** start STORED ROWS **

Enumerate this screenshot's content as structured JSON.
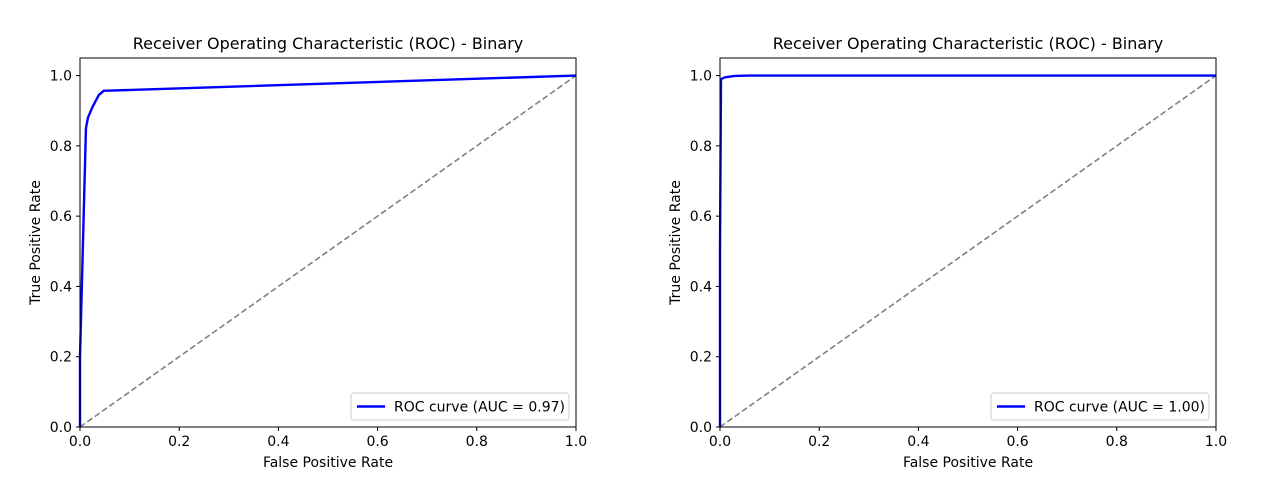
{
  "chart_data": [
    {
      "type": "line",
      "title": "Receiver Operating Characteristic (ROC) - Binary",
      "xlabel": "False Positive Rate",
      "ylabel": "True Positive Rate",
      "xlim": [
        0.0,
        1.0
      ],
      "ylim": [
        0.0,
        1.05
      ],
      "x_ticks": [
        "0.0",
        "0.2",
        "0.4",
        "0.6",
        "0.8",
        "1.0"
      ],
      "y_ticks": [
        "0.0",
        "0.2",
        "0.4",
        "0.6",
        "0.8",
        "1.0"
      ],
      "grid": false,
      "legend_position": "lower-right",
      "series": [
        {
          "name": "ROC curve (AUC = 0.97)",
          "color": "#0000ff",
          "style": "solid",
          "x": [
            0.0,
            0.0,
            0.012,
            0.016,
            0.025,
            0.038,
            0.048,
            0.055,
            1.0
          ],
          "y": [
            0.0,
            0.2,
            0.85,
            0.88,
            0.91,
            0.945,
            0.957,
            0.957,
            1.0
          ]
        },
        {
          "name": "",
          "color": "#808080",
          "style": "dashed",
          "x": [
            0.0,
            1.0
          ],
          "y": [
            0.0,
            1.0
          ]
        }
      ]
    },
    {
      "type": "line",
      "title": "Receiver Operating Characteristic (ROC) - Binary",
      "xlabel": "False Positive Rate",
      "ylabel": "True Positive Rate",
      "xlim": [
        0.0,
        1.0
      ],
      "ylim": [
        0.0,
        1.05
      ],
      "x_ticks": [
        "0.0",
        "0.2",
        "0.4",
        "0.6",
        "0.8",
        "1.0"
      ],
      "y_ticks": [
        "0.0",
        "0.2",
        "0.4",
        "0.6",
        "0.8",
        "1.0"
      ],
      "grid": false,
      "legend_position": "lower-right",
      "series": [
        {
          "name": "ROC curve (AUC = 1.00)",
          "color": "#0000ff",
          "style": "solid",
          "x": [
            0.0,
            0.0,
            0.002,
            0.01,
            0.03,
            0.06,
            1.0
          ],
          "y": [
            0.0,
            0.5,
            0.99,
            0.995,
            0.999,
            1.0,
            1.0
          ]
        },
        {
          "name": "",
          "color": "#808080",
          "style": "dashed",
          "x": [
            0.0,
            1.0
          ],
          "y": [
            0.0,
            1.0
          ]
        }
      ]
    }
  ]
}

** end STORED ROWS **

Can you repeat every record above exactly, apart from the pictures?

Enumerate this screenshot's content as structured JSON.
{
  "chart_data": [
    {
      "type": "line",
      "title": "Receiver Operating Characteristic (ROC) - Binary",
      "xlabel": "False Positive Rate",
      "ylabel": "True Positive Rate",
      "xlim": [
        0.0,
        1.0
      ],
      "ylim": [
        0.0,
        1.05
      ],
      "x_ticks": [
        "0.0",
        "0.2",
        "0.4",
        "0.6",
        "0.8",
        "1.0"
      ],
      "y_ticks": [
        "0.0",
        "0.2",
        "0.4",
        "0.6",
        "0.8",
        "1.0"
      ],
      "grid": false,
      "legend_position": "lower-right",
      "series": [
        {
          "name": "ROC curve (AUC = 0.97)",
          "color": "#0000ff",
          "style": "solid",
          "x": [
            0.0,
            0.0,
            0.012,
            0.016,
            0.025,
            0.038,
            0.048,
            0.055,
            1.0
          ],
          "y": [
            0.0,
            0.2,
            0.85,
            0.88,
            0.91,
            0.945,
            0.957,
            0.957,
            1.0
          ]
        },
        {
          "name": "",
          "color": "#808080",
          "style": "dashed",
          "x": [
            0.0,
            1.0
          ],
          "y": [
            0.0,
            1.0
          ]
        }
      ]
    },
    {
      "type": "line",
      "title": "Receiver Operating Characteristic (ROC) - Binary",
      "xlabel": "False Positive Rate",
      "ylabel": "True Positive Rate",
      "xlim": [
        0.0,
        1.0
      ],
      "ylim": [
        0.0,
        1.05
      ],
      "x_ticks": [
        "0.0",
        "0.2",
        "0.4",
        "0.6",
        "0.8",
        "1.0"
      ],
      "y_ticks": [
        "0.0",
        "0.2",
        "0.4",
        "0.6",
        "0.8",
        "1.0"
      ],
      "grid": false,
      "legend_position": "lower-right",
      "series": [
        {
          "name": "ROC curve (AUC = 1.00)",
          "color": "#0000ff",
          "style": "solid",
          "x": [
            0.0,
            0.0,
            0.002,
            0.01,
            0.03,
            0.06,
            1.0
          ],
          "y": [
            0.0,
            0.5,
            0.99,
            0.995,
            0.999,
            1.0,
            1.0
          ]
        },
        {
          "name": "",
          "color": "#808080",
          "style": "dashed",
          "x": [
            0.0,
            1.0
          ],
          "y": [
            0.0,
            1.0
          ]
        }
      ]
    }
  ]
}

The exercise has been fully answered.